(TO BE DONE) Copy each line below in which the word "Grad" occurs.

[Begin RECORDS PROVIDED]

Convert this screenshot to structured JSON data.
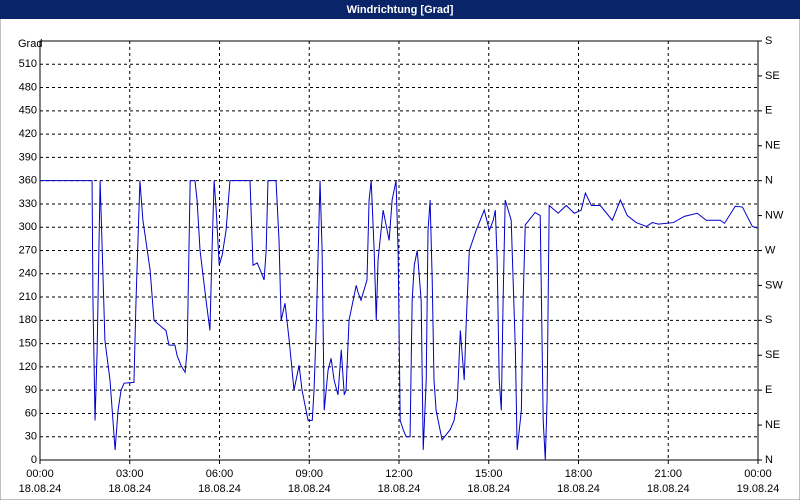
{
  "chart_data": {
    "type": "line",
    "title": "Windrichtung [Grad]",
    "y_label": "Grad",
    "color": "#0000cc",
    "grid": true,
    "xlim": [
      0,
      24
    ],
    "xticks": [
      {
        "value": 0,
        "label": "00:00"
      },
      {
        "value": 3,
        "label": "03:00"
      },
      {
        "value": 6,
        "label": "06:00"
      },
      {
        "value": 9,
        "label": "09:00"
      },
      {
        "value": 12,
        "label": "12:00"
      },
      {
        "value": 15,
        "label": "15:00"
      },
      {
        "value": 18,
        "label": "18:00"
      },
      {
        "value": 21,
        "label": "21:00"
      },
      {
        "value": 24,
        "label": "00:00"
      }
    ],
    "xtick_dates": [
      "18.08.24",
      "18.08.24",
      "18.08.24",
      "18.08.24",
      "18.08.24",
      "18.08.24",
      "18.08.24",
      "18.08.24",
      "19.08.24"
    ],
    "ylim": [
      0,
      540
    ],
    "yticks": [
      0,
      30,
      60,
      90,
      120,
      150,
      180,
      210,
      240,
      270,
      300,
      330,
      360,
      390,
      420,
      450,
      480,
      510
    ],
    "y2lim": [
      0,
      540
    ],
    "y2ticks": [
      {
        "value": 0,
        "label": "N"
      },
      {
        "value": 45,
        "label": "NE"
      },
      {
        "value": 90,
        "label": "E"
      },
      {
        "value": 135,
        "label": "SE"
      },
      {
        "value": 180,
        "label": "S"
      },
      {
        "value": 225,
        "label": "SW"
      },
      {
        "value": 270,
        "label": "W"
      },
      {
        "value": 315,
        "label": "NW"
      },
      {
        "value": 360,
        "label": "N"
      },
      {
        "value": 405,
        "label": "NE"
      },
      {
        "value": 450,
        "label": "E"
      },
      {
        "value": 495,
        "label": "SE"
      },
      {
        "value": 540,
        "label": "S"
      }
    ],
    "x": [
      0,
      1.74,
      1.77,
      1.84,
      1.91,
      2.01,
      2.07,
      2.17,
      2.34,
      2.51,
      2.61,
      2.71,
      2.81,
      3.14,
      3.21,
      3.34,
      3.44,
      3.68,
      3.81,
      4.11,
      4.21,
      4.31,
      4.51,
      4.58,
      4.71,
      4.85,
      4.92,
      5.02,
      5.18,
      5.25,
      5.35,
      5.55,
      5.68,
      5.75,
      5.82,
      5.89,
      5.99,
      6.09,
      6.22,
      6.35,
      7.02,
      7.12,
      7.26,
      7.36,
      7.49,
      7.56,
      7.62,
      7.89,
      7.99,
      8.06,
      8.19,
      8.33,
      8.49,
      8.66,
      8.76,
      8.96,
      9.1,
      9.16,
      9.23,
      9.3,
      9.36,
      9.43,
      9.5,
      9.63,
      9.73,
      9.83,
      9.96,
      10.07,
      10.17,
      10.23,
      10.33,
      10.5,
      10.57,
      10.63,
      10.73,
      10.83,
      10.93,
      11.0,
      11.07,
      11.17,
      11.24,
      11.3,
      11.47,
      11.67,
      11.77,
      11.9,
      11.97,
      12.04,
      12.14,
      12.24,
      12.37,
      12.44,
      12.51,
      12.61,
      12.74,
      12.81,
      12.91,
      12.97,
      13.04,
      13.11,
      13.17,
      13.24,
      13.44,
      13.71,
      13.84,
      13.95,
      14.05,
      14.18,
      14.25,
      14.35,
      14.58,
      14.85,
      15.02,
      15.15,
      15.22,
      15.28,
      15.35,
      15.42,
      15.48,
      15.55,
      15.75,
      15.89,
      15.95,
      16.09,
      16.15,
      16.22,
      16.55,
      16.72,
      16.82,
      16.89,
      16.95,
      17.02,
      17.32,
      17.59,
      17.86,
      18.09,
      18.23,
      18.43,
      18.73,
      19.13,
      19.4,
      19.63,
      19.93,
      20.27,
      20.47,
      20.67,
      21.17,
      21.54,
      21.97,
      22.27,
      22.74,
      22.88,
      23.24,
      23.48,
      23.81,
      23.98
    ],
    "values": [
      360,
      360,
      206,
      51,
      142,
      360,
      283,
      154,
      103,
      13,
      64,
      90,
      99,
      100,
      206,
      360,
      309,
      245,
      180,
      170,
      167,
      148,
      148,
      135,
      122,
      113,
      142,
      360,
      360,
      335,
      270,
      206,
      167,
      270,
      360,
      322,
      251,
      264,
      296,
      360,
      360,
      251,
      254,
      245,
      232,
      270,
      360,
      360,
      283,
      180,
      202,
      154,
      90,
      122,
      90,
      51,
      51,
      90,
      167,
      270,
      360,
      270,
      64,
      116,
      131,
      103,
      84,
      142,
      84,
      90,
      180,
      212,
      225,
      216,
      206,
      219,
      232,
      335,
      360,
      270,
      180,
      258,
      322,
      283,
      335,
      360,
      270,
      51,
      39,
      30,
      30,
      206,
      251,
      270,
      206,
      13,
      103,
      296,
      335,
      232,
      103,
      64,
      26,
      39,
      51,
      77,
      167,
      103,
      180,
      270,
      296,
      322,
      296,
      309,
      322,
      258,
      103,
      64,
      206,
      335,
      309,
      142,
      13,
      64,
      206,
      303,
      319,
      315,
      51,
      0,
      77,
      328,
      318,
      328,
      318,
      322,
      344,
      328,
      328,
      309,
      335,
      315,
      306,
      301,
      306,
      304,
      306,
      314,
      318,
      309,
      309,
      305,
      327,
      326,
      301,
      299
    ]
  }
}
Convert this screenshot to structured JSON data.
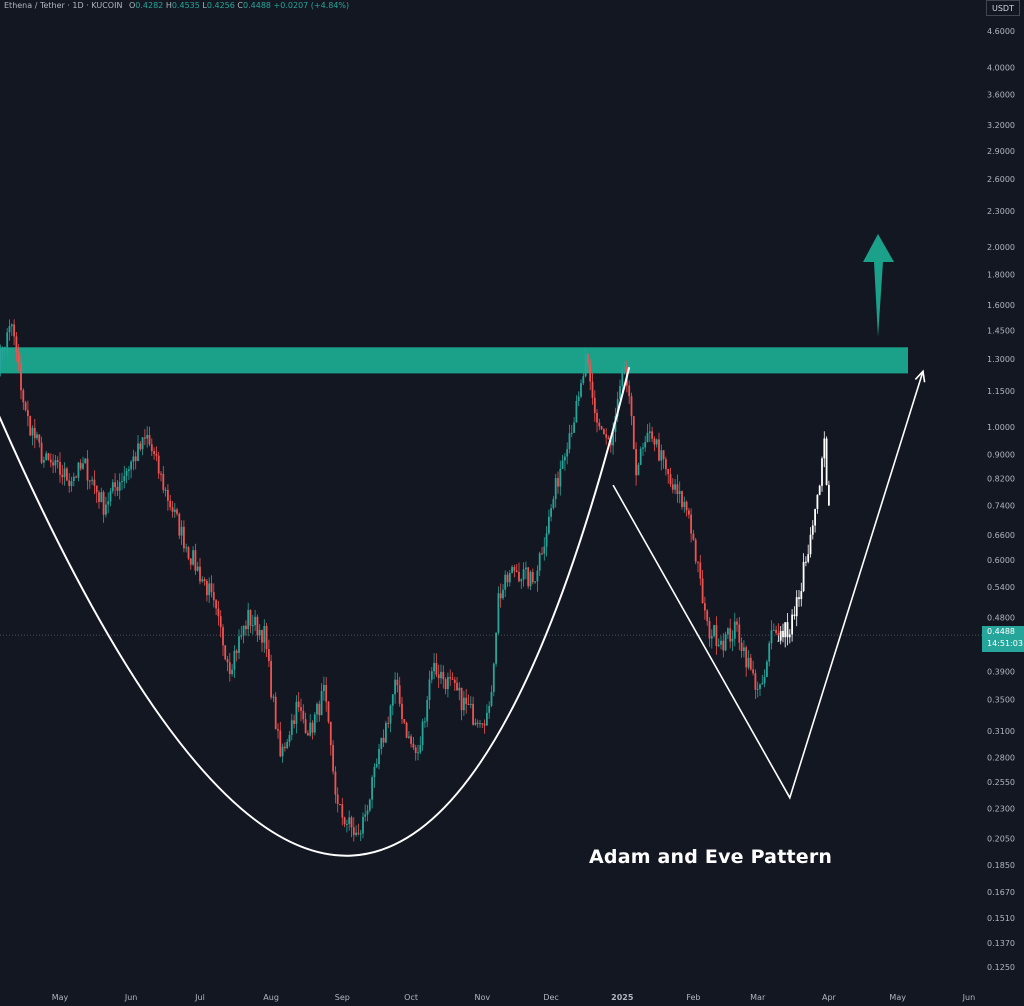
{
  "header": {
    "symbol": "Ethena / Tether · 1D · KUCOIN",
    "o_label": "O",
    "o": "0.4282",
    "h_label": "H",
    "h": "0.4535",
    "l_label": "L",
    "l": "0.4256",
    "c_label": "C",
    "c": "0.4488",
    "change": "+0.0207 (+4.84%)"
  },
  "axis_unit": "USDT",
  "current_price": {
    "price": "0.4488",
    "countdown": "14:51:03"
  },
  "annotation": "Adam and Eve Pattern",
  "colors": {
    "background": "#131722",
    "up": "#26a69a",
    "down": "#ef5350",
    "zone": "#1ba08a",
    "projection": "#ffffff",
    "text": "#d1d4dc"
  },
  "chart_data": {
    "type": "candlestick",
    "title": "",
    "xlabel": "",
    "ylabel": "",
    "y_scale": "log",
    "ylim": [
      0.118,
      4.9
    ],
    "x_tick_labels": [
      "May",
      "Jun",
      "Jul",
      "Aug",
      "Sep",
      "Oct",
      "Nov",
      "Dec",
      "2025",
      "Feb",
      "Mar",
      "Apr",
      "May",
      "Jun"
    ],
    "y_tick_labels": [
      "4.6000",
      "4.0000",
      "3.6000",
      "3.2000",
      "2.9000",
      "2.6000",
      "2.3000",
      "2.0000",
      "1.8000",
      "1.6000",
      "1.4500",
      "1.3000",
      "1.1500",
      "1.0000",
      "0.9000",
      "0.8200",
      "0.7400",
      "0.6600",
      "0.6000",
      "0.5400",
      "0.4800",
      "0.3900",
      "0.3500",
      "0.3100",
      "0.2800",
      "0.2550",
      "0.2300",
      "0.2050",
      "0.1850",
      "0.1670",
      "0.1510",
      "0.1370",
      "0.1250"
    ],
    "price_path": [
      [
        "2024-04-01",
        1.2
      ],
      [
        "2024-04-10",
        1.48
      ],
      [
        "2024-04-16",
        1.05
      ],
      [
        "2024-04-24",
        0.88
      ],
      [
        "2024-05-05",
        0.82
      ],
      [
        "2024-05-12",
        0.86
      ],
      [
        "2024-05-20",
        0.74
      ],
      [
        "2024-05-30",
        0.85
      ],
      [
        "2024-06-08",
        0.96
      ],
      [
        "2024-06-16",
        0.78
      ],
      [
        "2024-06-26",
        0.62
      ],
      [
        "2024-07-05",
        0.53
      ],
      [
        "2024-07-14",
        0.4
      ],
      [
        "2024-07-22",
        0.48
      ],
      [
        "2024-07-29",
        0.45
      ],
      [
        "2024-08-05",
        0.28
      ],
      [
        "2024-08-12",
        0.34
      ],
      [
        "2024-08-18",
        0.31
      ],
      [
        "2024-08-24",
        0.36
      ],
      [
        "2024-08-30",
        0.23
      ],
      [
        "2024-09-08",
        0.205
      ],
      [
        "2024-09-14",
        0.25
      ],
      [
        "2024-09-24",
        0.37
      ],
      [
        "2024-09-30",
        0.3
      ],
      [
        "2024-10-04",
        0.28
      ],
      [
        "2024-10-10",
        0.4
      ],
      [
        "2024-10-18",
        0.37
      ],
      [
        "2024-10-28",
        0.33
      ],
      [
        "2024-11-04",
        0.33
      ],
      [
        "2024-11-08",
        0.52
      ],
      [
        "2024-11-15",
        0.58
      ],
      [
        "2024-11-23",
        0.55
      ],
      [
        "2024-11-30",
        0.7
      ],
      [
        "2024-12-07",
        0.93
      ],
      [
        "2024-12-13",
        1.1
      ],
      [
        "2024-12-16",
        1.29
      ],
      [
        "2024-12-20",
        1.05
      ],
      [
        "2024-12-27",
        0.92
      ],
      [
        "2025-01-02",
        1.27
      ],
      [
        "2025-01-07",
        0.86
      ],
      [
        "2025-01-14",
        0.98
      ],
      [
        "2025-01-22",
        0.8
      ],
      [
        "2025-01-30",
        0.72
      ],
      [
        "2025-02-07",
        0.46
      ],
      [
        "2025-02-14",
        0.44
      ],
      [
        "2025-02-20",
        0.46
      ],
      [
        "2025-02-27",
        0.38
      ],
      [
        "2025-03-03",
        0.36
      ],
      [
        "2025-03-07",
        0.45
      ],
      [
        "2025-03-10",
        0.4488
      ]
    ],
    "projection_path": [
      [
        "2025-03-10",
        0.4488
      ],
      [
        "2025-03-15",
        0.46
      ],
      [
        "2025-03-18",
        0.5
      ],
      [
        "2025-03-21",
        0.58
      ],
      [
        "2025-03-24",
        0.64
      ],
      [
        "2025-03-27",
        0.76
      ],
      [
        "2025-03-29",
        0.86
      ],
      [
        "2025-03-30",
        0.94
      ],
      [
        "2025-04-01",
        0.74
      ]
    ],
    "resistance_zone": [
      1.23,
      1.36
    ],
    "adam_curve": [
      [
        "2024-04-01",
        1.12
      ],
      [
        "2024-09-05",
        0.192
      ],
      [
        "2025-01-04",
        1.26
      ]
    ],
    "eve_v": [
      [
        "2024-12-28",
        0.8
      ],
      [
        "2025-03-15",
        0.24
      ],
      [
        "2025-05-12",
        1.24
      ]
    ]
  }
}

[End RECORDS PROVIDED]

(RESULT OF THIS TASK)
    "title": "Windrichtung [Grad]",
    "y_label": "Grad",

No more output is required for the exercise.